Set problem: Gather up every line from the entries below that uses the word "mean".

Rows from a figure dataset
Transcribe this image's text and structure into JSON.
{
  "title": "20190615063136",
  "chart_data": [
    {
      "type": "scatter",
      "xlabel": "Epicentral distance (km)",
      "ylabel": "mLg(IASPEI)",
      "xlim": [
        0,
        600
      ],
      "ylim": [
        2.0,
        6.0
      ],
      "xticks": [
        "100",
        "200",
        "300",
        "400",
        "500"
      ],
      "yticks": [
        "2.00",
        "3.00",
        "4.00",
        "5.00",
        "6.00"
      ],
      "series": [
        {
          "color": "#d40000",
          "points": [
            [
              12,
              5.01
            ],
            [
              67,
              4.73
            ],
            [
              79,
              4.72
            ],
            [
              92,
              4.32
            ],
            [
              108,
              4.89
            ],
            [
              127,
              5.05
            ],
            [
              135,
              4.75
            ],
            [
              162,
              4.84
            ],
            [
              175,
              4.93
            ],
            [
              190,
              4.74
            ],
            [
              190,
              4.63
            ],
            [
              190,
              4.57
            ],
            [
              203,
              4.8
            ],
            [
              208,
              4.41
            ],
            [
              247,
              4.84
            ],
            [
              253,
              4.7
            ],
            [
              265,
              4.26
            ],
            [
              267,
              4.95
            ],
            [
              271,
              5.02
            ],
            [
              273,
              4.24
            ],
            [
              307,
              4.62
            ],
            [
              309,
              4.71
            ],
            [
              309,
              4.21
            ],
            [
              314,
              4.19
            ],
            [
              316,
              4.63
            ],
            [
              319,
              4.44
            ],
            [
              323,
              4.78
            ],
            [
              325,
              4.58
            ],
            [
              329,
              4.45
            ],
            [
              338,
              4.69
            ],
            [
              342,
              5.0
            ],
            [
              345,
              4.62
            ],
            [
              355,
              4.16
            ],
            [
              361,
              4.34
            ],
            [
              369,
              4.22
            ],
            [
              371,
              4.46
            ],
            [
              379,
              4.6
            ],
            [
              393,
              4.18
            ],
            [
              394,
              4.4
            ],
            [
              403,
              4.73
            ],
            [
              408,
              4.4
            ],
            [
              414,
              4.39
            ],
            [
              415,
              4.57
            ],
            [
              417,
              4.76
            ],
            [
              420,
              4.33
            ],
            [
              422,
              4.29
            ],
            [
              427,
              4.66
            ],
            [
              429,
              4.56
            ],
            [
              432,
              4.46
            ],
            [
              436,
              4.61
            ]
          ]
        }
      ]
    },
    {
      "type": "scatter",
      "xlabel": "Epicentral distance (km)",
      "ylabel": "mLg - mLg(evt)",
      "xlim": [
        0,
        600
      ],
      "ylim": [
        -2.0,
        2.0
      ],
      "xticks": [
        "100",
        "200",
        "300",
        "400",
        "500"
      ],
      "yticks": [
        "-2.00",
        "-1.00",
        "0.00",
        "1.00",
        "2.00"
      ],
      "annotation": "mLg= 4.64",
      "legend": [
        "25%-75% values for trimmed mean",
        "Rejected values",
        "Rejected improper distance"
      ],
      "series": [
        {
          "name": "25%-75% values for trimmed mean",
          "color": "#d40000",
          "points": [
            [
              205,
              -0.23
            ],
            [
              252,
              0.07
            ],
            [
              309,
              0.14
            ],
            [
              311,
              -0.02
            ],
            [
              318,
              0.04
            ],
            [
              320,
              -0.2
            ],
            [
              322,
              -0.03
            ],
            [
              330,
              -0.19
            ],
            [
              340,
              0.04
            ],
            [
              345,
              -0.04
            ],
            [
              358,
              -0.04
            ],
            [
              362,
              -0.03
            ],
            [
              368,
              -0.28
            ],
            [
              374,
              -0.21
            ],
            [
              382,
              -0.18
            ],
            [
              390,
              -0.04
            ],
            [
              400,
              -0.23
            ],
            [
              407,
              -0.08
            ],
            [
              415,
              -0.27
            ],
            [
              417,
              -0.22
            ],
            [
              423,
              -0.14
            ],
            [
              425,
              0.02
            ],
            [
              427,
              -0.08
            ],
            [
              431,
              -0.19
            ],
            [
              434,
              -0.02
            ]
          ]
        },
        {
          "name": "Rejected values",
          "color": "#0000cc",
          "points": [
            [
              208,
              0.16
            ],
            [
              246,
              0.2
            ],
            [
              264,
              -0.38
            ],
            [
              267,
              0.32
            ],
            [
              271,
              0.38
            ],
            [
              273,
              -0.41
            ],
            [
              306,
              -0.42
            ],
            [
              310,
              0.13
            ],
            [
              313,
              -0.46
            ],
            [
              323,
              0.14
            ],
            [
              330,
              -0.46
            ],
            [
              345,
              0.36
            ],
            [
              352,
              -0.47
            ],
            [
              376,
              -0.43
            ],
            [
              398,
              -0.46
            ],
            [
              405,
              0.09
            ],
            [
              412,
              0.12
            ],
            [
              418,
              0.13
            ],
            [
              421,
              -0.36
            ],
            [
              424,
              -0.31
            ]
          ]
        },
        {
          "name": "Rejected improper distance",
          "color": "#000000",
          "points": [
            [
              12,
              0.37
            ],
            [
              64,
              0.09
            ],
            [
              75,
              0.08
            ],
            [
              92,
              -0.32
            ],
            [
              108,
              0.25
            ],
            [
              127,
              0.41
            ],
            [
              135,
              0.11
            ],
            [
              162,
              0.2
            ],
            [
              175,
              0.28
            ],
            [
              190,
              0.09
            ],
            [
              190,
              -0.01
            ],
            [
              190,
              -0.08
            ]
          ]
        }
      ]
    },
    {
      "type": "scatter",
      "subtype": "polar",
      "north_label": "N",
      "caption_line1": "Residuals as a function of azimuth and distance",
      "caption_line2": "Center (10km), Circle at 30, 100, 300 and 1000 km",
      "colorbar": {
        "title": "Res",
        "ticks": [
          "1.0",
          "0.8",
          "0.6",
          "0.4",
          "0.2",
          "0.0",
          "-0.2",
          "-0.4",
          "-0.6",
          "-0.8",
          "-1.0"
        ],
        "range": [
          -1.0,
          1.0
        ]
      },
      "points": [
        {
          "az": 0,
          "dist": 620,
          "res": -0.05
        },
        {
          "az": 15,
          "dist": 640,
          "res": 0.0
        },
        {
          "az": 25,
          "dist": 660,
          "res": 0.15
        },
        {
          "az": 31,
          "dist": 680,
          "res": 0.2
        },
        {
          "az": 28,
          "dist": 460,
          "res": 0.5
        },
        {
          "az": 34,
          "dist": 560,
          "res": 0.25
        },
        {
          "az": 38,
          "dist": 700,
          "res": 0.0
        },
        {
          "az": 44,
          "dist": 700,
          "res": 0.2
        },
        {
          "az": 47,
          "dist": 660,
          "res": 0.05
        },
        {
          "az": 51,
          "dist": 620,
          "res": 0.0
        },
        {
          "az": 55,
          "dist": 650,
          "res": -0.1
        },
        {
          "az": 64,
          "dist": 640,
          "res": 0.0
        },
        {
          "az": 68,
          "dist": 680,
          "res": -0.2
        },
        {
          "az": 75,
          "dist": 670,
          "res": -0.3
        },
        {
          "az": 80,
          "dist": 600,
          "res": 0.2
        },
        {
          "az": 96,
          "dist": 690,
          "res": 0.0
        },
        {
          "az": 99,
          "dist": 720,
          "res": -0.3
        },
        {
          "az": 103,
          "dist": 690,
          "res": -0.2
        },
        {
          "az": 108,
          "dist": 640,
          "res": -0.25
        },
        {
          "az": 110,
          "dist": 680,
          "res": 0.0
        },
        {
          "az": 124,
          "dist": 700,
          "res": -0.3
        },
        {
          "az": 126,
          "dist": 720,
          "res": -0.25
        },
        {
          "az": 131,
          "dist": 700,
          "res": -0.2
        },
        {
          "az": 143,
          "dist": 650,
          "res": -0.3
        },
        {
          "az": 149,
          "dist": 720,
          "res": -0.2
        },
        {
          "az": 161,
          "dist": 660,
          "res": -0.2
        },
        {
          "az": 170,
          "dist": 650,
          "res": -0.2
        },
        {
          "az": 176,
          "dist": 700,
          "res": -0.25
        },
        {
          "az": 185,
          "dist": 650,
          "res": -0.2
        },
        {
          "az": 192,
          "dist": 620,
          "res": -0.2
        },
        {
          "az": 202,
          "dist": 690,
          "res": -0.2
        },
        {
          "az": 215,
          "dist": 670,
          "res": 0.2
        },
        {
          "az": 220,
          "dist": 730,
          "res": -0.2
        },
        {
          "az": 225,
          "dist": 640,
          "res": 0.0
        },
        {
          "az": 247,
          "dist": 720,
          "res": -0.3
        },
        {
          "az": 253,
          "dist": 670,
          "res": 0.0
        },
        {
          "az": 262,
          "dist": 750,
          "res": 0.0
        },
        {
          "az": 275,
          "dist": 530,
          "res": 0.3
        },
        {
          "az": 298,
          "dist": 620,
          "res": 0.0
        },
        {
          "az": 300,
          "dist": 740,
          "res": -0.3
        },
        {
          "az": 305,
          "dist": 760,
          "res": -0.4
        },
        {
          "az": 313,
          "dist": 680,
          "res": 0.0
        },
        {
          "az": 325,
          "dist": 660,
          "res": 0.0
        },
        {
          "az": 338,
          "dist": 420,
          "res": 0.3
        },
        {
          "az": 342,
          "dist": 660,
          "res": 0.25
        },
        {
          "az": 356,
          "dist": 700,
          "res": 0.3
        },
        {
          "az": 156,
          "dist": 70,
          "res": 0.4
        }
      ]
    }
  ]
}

Right answer:
        "25%-75% values for trimmed mean",
          "name": "25%-75% values for trimmed mean",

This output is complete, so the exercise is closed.